• [Aim]
Copy each line in which the string "color" occurs.

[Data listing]
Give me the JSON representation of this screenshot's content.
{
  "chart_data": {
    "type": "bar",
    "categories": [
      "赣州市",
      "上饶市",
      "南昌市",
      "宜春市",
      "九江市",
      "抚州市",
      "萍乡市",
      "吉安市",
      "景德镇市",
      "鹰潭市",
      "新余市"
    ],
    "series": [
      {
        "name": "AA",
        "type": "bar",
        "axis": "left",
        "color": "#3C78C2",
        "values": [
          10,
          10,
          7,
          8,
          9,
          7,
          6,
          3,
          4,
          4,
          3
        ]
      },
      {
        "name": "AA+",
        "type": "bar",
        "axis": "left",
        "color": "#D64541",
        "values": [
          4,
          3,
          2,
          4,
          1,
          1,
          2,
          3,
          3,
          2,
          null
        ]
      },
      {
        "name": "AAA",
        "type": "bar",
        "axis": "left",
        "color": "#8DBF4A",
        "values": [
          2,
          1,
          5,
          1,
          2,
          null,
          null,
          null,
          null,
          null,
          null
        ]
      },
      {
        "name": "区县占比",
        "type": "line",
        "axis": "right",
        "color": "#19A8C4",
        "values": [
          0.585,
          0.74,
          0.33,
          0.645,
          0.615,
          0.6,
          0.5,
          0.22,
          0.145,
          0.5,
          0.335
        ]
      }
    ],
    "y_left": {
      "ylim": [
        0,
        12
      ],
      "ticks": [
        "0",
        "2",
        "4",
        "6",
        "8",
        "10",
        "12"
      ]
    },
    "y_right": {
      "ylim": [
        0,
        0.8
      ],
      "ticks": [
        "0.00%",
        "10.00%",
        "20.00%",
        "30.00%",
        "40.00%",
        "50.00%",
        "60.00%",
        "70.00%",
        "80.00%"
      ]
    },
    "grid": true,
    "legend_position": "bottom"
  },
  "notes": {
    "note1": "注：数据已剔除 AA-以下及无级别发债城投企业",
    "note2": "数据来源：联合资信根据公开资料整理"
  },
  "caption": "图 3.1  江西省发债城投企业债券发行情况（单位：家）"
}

• [Full solution]
        "color": "#3C78C2",
        "color": "#D64541",
        "color": "#8DBF4A",
        "color": "#19A8C4",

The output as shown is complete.